INPUT MATERIAL:
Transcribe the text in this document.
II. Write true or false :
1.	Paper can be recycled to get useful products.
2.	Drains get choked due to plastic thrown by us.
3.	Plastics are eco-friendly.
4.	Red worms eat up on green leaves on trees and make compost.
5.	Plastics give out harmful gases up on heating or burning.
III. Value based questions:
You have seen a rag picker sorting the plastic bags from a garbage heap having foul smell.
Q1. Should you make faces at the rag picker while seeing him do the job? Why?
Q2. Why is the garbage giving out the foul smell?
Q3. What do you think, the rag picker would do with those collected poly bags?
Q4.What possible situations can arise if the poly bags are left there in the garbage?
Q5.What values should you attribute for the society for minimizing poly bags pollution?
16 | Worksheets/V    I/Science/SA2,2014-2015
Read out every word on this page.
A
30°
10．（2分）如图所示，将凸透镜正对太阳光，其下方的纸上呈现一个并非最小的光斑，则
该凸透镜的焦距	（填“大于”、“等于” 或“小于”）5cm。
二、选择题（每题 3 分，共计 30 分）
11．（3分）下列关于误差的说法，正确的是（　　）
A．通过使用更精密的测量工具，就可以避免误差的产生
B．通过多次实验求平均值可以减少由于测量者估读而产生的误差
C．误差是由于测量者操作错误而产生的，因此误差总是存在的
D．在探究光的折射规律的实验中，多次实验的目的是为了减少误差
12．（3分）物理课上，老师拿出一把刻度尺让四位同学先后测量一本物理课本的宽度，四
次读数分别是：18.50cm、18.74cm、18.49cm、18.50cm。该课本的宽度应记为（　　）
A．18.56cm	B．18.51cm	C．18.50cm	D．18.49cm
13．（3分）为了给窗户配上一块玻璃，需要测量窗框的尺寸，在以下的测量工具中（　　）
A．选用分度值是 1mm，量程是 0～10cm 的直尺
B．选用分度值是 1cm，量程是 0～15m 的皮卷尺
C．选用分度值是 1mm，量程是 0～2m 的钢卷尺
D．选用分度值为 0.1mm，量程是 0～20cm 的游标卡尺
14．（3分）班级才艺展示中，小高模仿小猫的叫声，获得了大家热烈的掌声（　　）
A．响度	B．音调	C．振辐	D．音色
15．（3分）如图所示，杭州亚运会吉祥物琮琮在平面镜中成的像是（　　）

TASK STATEMENT: Your task is to return the full listing exactly as it was given.

EXERCISE ANSWER:
Transcribe the text in this document.
II. Write true or false :
1.	Paper can be recycled to get useful products.
2.	Drains get choked due to plastic thrown by us.
3.	Plastics are eco-friendly.
4.	Red worms eat up on green leaves on trees and make compost.
5.	Plastics give out harmful gases up on heating or burning.
III. Value based questions:
You have seen a rag picker sorting the plastic bags from a garbage heap having foul smell.
Q1. Should you make faces at the rag picker while seeing him do the job? Why?
Q2. Why is the garbage giving out the foul smell?
Q3. What do you think, the rag picker would do with those collected poly bags?
Q4.What possible situations can arise if the poly bags are left there in the garbage?
Q5.What values should you attribute for the society for minimizing poly bags pollution?
16 | Worksheets/V    I/Science/SA2,2014-2015
Read out every word on this page.
A
30°
10．（2分）如图所示，将凸透镜正对太阳光，其下方的纸上呈现一个并非最小的光斑，则
该凸透镜的焦距	（填“大于”、“等于” 或“小于”）5cm。
二、选择题（每题 3 分，共计 30 分）
11．（3分）下列关于误差的说法，正确的是（　　）
A．通过使用更精密的测量工具，就可以避免误差的产生
B．通过多次实验求平均值可以减少由于测量者估读而产生的误差
C．误差是由于测量者操作错误而产生的，因此误差总是存在的
D．在探究光的折射规律的实验中，多次实验的目的是为了减少误差
12．（3分）物理课上，老师拿出一把刻度尺让四位同学先后测量一本物理课本的宽度，四
次读数分别是：18.50cm、18.74cm、18.49cm、18.50cm。该课本的宽度应记为（　　）
A．18.56cm	B．18.51cm	C．18.50cm	D．18.49cm
13．（3分）为了给窗户配上一块玻璃，需要测量窗框的尺寸，在以下的测量工具中（　　）
A．选用分度值是 1mm，量程是 0～10cm 的直尺
B．选用分度值是 1cm，量程是 0～15m 的皮卷尺
C．选用分度值是 1mm，量程是 0～2m 的钢卷尺
D．选用分度值为 0.1mm，量程是 0～20cm 的游标卡尺
14．（3分）班级才艺展示中，小高模仿小猫的叫声，获得了大家热烈的掌声（　　）
A．响度	B．音调	C．振辐	D．音色
15．（3分）如图所示，杭州亚运会吉祥物琮琮在平面镜中成的像是（　　）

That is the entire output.